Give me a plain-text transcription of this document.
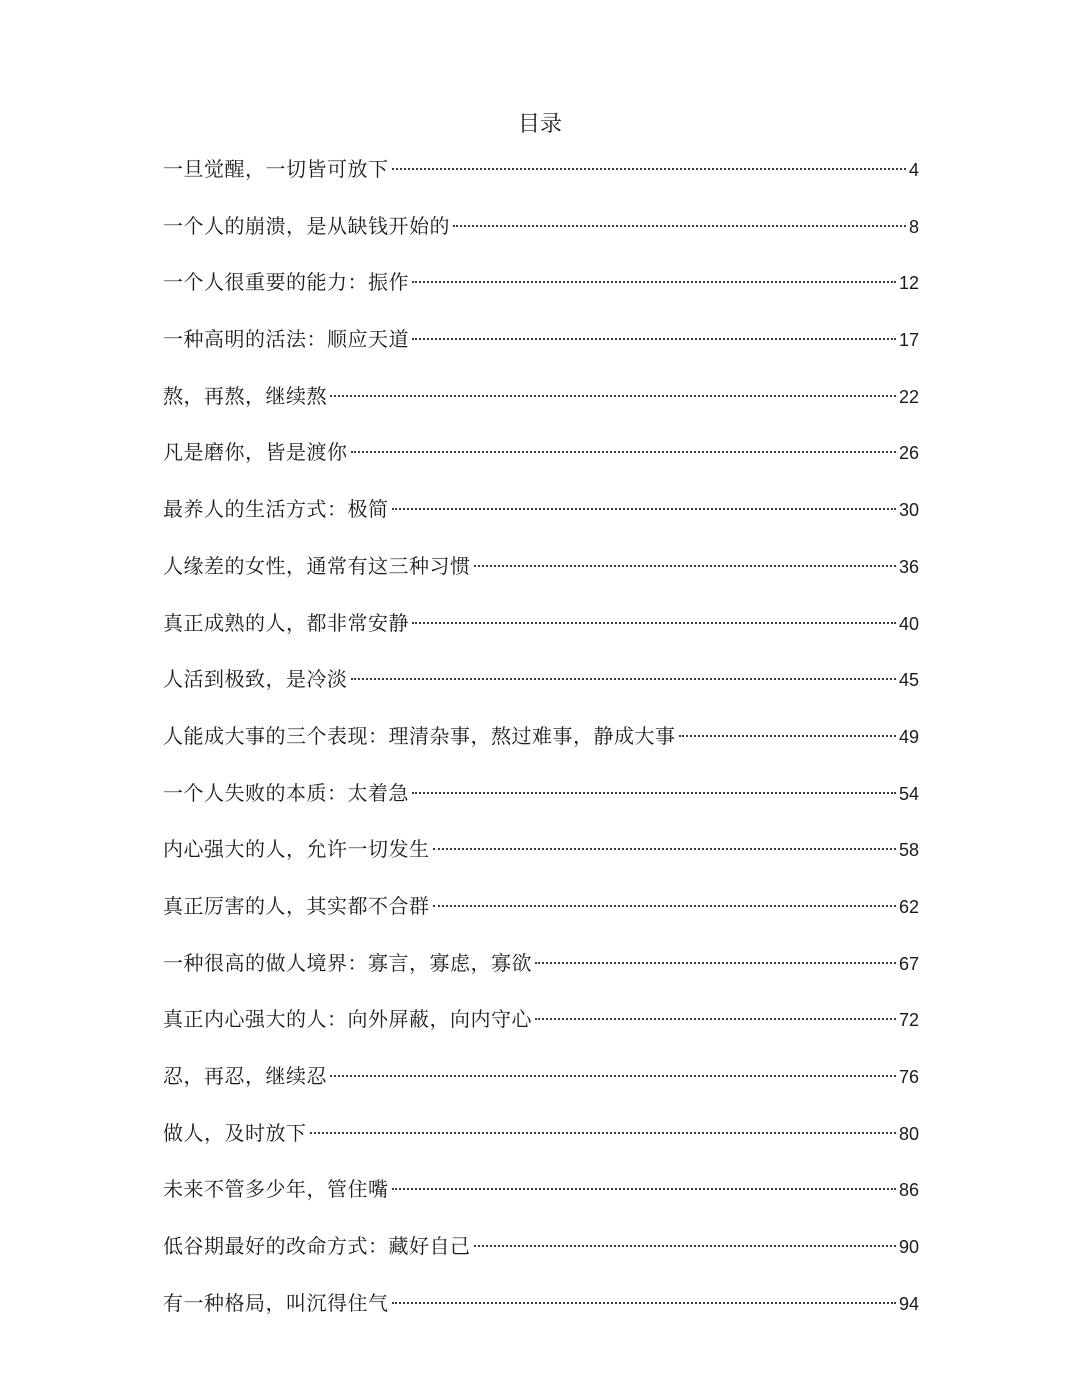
目录
一旦觉醒，一切皆可放下	4
一个人的崩溃，是从缺钱开始的	8
一个人很重要的能力：振作	12
一种高明的活法：顺应天道	17
熬，再熬，继续熬	22
凡是磨你，皆是渡你	26
最养人的生活方式：极简	30
人缘差的女性，通常有这三种习惯	36
真正成熟的人，都非常安静	40
人活到极致，是冷淡	45
人能成大事的三个表现：理清杂事，熬过难事，静成大事	49
一个人失败的本质：太着急	54
内心强大的人，允许一切发生	58
真正厉害的人，其实都不合群	62
一种很高的做人境界：寡言，寡虑，寡欲	67
真正内心强大的人：向外屏蔽，向内守心	72
忍，再忍，继续忍	76
做人，及时放下	80
未来不管多少年，管住嘴	86
低谷期最好的改命方式：藏好自己	90
有一种格局，叫沉得住气	94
------------------------------------------------
### YOUR TASK
Could you repeat all of the material exactly? Pictures should not be copied.

### RESPONSE FOR THIS EXERCISE
Give me a plain-text transcription of this document.
目录
一旦觉醒，一切皆可放下	4
一个人的崩溃，是从缺钱开始的	8
一个人很重要的能力：振作	12
一种高明的活法：顺应天道	17
熬，再熬，继续熬	22
凡是磨你，皆是渡你	26
最养人的生活方式：极简	30
人缘差的女性，通常有这三种习惯	36
真正成熟的人，都非常安静	40
人活到极致，是冷淡	45
人能成大事的三个表现：理清杂事，熬过难事，静成大事	49
一个人失败的本质：太着急	54
内心强大的人，允许一切发生	58
真正厉害的人，其实都不合群	62
一种很高的做人境界：寡言，寡虑，寡欲	67
真正内心强大的人：向外屏蔽，向内守心	72
忍，再忍，继续忍	76
做人，及时放下	80
未来不管多少年，管住嘴	86
低谷期最好的改命方式：藏好自己	90
有一种格局，叫沉得住气	94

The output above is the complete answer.